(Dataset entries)
○ ○ ○
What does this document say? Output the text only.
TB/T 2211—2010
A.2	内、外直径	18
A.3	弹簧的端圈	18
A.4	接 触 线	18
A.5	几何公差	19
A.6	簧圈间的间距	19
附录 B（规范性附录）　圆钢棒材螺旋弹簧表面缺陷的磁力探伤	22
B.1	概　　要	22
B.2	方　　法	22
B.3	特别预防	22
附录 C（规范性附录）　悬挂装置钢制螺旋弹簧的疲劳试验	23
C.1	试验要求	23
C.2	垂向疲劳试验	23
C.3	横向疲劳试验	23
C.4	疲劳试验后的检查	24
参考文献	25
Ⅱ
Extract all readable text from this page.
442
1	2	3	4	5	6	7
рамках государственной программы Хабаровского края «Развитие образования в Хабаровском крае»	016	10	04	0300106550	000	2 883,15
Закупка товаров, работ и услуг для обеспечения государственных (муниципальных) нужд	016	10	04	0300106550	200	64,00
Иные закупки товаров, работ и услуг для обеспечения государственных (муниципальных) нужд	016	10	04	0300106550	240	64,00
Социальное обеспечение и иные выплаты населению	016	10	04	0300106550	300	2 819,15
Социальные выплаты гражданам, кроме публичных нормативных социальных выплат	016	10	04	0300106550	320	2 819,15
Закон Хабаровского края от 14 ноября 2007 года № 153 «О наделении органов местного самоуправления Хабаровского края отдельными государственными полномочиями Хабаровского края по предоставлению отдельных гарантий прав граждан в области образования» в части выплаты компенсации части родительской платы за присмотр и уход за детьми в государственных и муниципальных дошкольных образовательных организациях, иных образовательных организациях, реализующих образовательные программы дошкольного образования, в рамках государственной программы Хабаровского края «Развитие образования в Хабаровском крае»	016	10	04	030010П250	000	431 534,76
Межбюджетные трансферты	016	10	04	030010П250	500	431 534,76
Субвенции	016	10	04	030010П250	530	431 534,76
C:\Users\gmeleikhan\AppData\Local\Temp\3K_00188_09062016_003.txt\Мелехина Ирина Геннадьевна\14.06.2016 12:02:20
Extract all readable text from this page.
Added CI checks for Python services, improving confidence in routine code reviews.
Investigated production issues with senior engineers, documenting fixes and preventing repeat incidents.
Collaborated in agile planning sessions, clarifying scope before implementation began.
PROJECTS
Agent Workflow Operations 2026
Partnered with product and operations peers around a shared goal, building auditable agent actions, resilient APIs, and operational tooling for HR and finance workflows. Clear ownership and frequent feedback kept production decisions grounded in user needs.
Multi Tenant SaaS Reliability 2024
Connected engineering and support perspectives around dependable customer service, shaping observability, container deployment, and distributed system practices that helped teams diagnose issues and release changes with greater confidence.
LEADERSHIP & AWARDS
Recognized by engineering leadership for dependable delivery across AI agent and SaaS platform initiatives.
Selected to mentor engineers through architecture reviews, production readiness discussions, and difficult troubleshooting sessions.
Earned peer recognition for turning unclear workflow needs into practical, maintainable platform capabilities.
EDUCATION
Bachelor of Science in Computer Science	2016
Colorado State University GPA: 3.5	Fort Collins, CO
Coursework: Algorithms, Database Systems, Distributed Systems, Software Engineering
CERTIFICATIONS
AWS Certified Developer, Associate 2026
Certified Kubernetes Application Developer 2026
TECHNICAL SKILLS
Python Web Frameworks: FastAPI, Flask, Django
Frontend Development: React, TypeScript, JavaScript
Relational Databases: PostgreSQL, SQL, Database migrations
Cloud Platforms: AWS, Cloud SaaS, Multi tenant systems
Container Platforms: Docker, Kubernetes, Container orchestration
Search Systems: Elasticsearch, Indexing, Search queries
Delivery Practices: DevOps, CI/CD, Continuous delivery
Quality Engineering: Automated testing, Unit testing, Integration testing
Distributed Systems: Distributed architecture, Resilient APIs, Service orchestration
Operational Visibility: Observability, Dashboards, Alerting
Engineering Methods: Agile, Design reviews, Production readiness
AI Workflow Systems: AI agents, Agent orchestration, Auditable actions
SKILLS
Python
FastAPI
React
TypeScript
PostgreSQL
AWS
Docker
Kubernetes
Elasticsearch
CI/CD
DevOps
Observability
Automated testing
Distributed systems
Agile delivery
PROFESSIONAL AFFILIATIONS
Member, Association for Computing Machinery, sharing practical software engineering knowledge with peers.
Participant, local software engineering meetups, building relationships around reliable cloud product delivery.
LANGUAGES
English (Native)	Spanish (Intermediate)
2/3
○ ○ ○
- Aim -
Reproduce all of the entries word for word.

- Answer to the exercise -
What does this document say? Output the text only.
TB/T 2211—2010
A.2	内、外直径	18
A.3	弹簧的端圈	18
A.4	接 触 线	18
A.5	几何公差	19
A.6	簧圈间的间距	19
附录 B（规范性附录）　圆钢棒材螺旋弹簧表面缺陷的磁力探伤	22
B.1	概　　要	22
B.2	方　　法	22
B.3	特别预防	22
附录 C（规范性附录）　悬挂装置钢制螺旋弹簧的疲劳试验	23
C.1	试验要求	23
C.2	垂向疲劳试验	23
C.3	横向疲劳试验	23
C.4	疲劳试验后的检查	24
参考文献	25
Ⅱ
Extract all readable text from this page.
442
1	2	3	4	5	6	7
рамках государственной программы Хабаровского края «Развитие образования в Хабаровском крае»	016	10	04	0300106550	000	2 883,15
Закупка товаров, работ и услуг для обеспечения государственных (муниципальных) нужд	016	10	04	0300106550	200	64,00
Иные закупки товаров, работ и услуг для обеспечения государственных (муниципальных) нужд	016	10	04	0300106550	240	64,00
Социальное обеспечение и иные выплаты населению	016	10	04	0300106550	300	2 819,15
Социальные выплаты гражданам, кроме публичных нормативных социальных выплат	016	10	04	0300106550	320	2 819,15
Закон Хабаровского края от 14 ноября 2007 года № 153 «О наделении органов местного самоуправления Хабаровского края отдельными государственными полномочиями Хабаровского края по предоставлению отдельных гарантий прав граждан в области образования» в части выплаты компенсации части родительской платы за присмотр и уход за детьми в государственных и муниципальных дошкольных образовательных организациях, иных образовательных организациях, реализующих образовательные программы дошкольного образования, в рамках государственной программы Хабаровского края «Развитие образования в Хабаровском крае»	016	10	04	030010П250	000	431 534,76
Межбюджетные трансферты	016	10	04	030010П250	500	431 534,76
Субвенции	016	10	04	030010П250	530	431 534,76
C:\Users\gmeleikhan\AppData\Local\Temp\3K_00188_09062016_003.txt\Мелехина Ирина Геннадьевна\14.06.2016 12:02:20
Extract all readable text from this page.
Added CI checks for Python services, improving confidence in routine code reviews.
Investigated production issues with senior engineers, documenting fixes and preventing repeat incidents.
Collaborated in agile planning sessions, clarifying scope before implementation began.
PROJECTS
Agent Workflow Operations 2026
Partnered with product and operations peers around a shared goal, building auditable agent actions, resilient APIs, and operational tooling for HR and finance workflows. Clear ownership and frequent feedback kept production decisions grounded in user needs.
Multi Tenant SaaS Reliability 2024
Connected engineering and support perspectives around dependable customer service, shaping observability, container deployment, and distributed system practices that helped teams diagnose issues and release changes with greater confidence.
LEADERSHIP & AWARDS
Recognized by engineering leadership for dependable delivery across AI agent and SaaS platform initiatives.
Selected to mentor engineers through architecture reviews, production readiness discussions, and difficult troubleshooting sessions.
Earned peer recognition for turning unclear workflow needs into practical, maintainable platform capabilities.
EDUCATION
Bachelor of Science in Computer Science	2016
Colorado State University GPA: 3.5	Fort Collins, CO
Coursework: Algorithms, Database Systems, Distributed Systems, Software Engineering
CERTIFICATIONS
AWS Certified Developer, Associate 2026
Certified Kubernetes Application Developer 2026
TECHNICAL SKILLS
Python Web Frameworks: FastAPI, Flask, Django
Frontend Development: React, TypeScript, JavaScript
Relational Databases: PostgreSQL, SQL, Database migrations
Cloud Platforms: AWS, Cloud SaaS, Multi tenant systems
Container Platforms: Docker, Kubernetes, Container orchestration
Search Systems: Elasticsearch, Indexing, Search queries
Delivery Practices: DevOps, CI/CD, Continuous delivery
Quality Engineering: Automated testing, Unit testing, Integration testing
Distributed Systems: Distributed architecture, Resilient APIs, Service orchestration
Operational Visibility: Observability, Dashboards, Alerting
Engineering Methods: Agile, Design reviews, Production readiness
AI Workflow Systems: AI agents, Agent orchestration, Auditable actions
SKILLS
Python
FastAPI
React
TypeScript
PostgreSQL
AWS
Docker
Kubernetes
Elasticsearch
CI/CD
DevOps
Observability
Automated testing
Distributed systems
Agile delivery
PROFESSIONAL AFFILIATIONS
Member, Association for Computing Machinery, sharing practical software engineering knowledge with peers.
Participant, local software engineering meetups, building relationships around reliable cloud product delivery.
LANGUAGES
English (Native)	Spanish (Intermediate)
2/3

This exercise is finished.